__Raw data__:

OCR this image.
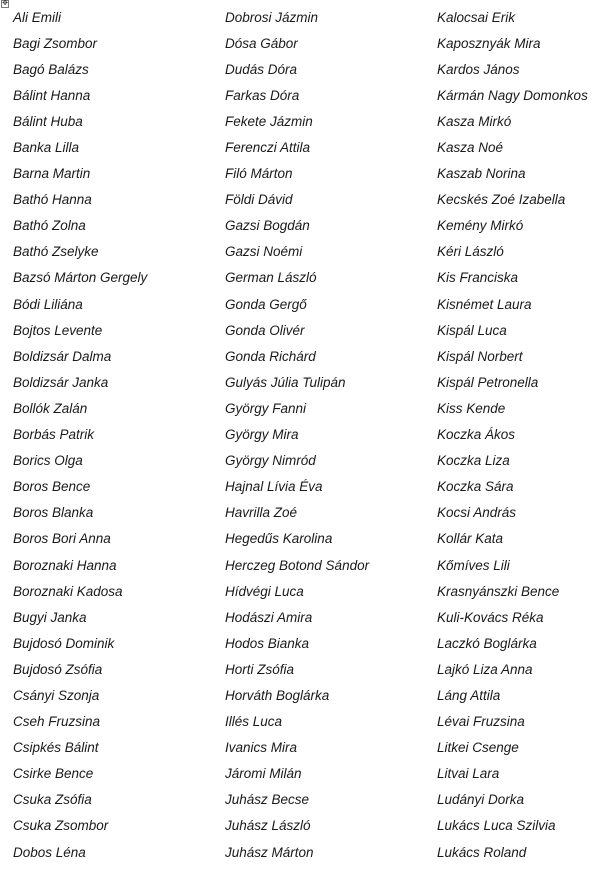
✥
Ali Emili	Dobrosi Jázmin	Kalocsai Erik
Bagi Zsombor	Dósa Gábor	Kaposznyák Mira
Bagó Balázs	Dudás Dóra	Kardos János
Bálint Hanna	Farkas Dóra	Kármán Nagy Domonkos
Bálint Huba	Fekete Jázmin	Kasza Mirkó
Banka Lilla	Ferenczi Attila	Kasza Noé
Barna Martin	Filó Márton	Kaszab Norina
Bathó Hanna	Földi Dávid	Kecskés Zoé Izabella
Bathó Zolna	Gazsi Bogdán	Kemény Mirkó
Bathó Zselyke	Gazsi Noémi	Kéri László
Bazsó Márton Gergely	German László	Kis Franciska
Bódi Liliána	Gonda Gergő	Kisnémet Laura
Bojtos Levente	Gonda Olivér	Kispál Luca
Boldizsár Dalma	Gonda Richárd	Kispál Norbert
Boldizsár Janka	Gulyás Júlia Tulipán	Kispál Petronella
Bollók Zalán	György Fanni	Kiss Kende
Borbás Patrik	György Mira	Koczka Ákos
Borics Olga	György Nimród	Koczka Liza
Boros Bence	Hajnal Lívia Éva	Koczka Sára
Boros Blanka	Havrilla Zoé	Kocsi András
Boros Bori Anna	Hegedűs Karolina	Kollár Kata
Boroznaki Hanna	Herczeg Botond Sándor	Kőmíves Lili
Boroznaki Kadosa	Hídvégi Luca	Krasnyánszki Bence
Bugyi Janka	Hodászi Amira	Kuli-Kovács Réka
Bujdosó Dominik	Hodos Bianka	Laczkó Boglárka
Bujdosó Zsófia	Horti Zsófia	Lajkó Liza Anna
Csányi Szonja	Horváth Boglárka	Láng Attila
Cseh Fruzsina	Illés Luca	Lévai Fruzsina
Csipkés Bálint	Ivanics Mira	Litkei Csenge
Csirke Bence	Járomi Milán	Litvai Lara
Csuka Zsófia	Juhász Becse	Ludányi Dorka
Csuka Zsombor	Juhász László	Lukács Luca Szilvia
Dobos Léna	Juhász Márton	Lukács Roland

__Stated task__: Extract the text of all the records above verbatim, excluding pictures.

__Exercise answer__:
OCR this image.
✥
Ali Emili	Dobrosi Jázmin	Kalocsai Erik
Bagi Zsombor	Dósa Gábor	Kaposznyák Mira
Bagó Balázs	Dudás Dóra	Kardos János
Bálint Hanna	Farkas Dóra	Kármán Nagy Domonkos
Bálint Huba	Fekete Jázmin	Kasza Mirkó
Banka Lilla	Ferenczi Attila	Kasza Noé
Barna Martin	Filó Márton	Kaszab Norina
Bathó Hanna	Földi Dávid	Kecskés Zoé Izabella
Bathó Zolna	Gazsi Bogdán	Kemény Mirkó
Bathó Zselyke	Gazsi Noémi	Kéri László
Bazsó Márton Gergely	German László	Kis Franciska
Bódi Liliána	Gonda Gergő	Kisnémet Laura
Bojtos Levente	Gonda Olivér	Kispál Luca
Boldizsár Dalma	Gonda Richárd	Kispál Norbert
Boldizsár Janka	Gulyás Júlia Tulipán	Kispál Petronella
Bollók Zalán	György Fanni	Kiss Kende
Borbás Patrik	György Mira	Koczka Ákos
Borics Olga	György Nimród	Koczka Liza
Boros Bence	Hajnal Lívia Éva	Koczka Sára
Boros Blanka	Havrilla Zoé	Kocsi András
Boros Bori Anna	Hegedűs Karolina	Kollár Kata
Boroznaki Hanna	Herczeg Botond Sándor	Kőmíves Lili
Boroznaki Kadosa	Hídvégi Luca	Krasnyánszki Bence
Bugyi Janka	Hodászi Amira	Kuli-Kovács Réka
Bujdosó Dominik	Hodos Bianka	Laczkó Boglárka
Bujdosó Zsófia	Horti Zsófia	Lajkó Liza Anna
Csányi Szonja	Horváth Boglárka	Láng Attila
Cseh Fruzsina	Illés Luca	Lévai Fruzsina
Csipkés Bálint	Ivanics Mira	Litkei Csenge
Csirke Bence	Járomi Milán	Litvai Lara
Csuka Zsófia	Juhász Becse	Ludányi Dorka
Csuka Zsombor	Juhász László	Lukács Luca Szilvia
Dobos Léna	Juhász Márton	Lukács Roland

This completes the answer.